Record list:
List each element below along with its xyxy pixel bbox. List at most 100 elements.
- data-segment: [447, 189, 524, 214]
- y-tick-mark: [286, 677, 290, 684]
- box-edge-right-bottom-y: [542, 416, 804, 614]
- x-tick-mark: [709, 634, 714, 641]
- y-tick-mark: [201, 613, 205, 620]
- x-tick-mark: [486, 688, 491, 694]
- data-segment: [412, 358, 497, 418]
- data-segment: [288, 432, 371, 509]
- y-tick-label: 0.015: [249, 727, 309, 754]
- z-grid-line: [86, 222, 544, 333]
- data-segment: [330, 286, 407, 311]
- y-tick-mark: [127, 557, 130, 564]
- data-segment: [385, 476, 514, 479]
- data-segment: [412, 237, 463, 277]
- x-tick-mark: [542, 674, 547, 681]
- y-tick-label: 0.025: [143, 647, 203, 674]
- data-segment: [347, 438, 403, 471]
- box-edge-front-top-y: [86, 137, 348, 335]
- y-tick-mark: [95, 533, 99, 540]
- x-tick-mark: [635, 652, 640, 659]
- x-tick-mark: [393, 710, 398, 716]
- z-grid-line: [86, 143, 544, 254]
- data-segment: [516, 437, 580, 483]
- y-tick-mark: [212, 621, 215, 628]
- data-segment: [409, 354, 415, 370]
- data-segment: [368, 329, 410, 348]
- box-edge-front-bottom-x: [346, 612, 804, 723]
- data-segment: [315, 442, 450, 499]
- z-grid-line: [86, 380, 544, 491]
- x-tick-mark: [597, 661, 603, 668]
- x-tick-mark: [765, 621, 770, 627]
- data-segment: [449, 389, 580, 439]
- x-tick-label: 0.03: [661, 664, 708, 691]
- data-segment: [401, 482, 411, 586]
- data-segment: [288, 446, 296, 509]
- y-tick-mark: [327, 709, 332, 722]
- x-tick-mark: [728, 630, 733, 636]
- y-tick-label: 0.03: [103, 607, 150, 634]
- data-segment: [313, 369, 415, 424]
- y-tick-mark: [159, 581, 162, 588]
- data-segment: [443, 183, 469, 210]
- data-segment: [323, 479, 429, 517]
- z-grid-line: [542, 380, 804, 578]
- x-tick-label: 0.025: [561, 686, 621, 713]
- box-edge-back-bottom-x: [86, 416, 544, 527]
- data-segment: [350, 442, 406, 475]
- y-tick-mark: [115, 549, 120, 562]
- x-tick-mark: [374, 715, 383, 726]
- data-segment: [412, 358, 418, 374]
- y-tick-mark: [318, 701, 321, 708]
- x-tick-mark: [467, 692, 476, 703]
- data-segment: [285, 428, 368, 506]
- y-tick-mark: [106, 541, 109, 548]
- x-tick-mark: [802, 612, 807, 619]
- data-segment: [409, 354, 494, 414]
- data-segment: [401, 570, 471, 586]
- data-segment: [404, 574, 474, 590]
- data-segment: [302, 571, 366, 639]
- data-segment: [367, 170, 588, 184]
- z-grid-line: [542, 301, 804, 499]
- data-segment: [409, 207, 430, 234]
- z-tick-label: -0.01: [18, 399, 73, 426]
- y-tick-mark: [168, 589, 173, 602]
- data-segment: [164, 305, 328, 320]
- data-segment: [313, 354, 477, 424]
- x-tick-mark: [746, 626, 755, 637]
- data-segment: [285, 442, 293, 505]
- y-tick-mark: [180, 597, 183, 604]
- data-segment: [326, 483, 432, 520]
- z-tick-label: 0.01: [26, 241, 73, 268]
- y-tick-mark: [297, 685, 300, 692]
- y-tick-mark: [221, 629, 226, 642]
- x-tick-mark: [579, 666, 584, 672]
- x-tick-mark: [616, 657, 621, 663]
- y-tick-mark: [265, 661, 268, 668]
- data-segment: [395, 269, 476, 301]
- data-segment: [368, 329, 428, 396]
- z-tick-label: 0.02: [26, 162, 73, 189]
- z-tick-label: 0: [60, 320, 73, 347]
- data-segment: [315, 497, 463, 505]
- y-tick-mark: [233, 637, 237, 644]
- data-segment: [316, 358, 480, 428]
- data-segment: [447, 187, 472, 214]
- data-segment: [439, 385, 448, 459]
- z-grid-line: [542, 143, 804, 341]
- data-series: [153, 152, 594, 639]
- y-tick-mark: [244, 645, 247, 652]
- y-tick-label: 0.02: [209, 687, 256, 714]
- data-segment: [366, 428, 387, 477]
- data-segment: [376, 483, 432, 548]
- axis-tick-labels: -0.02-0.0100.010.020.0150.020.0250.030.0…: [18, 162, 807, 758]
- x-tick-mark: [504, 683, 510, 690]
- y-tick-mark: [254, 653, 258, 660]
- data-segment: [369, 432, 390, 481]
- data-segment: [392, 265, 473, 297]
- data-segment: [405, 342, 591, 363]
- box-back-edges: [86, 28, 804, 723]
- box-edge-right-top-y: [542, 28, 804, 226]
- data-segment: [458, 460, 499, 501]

Your task:
Pull out every line of the records above that contains the string "bottom". The match is case-sensitive.

Response to this exercise:
- box-edge-right-bottom-y: [542, 416, 804, 614]
- box-edge-front-bottom-x: [346, 612, 804, 723]
- box-edge-back-bottom-x: [86, 416, 544, 527]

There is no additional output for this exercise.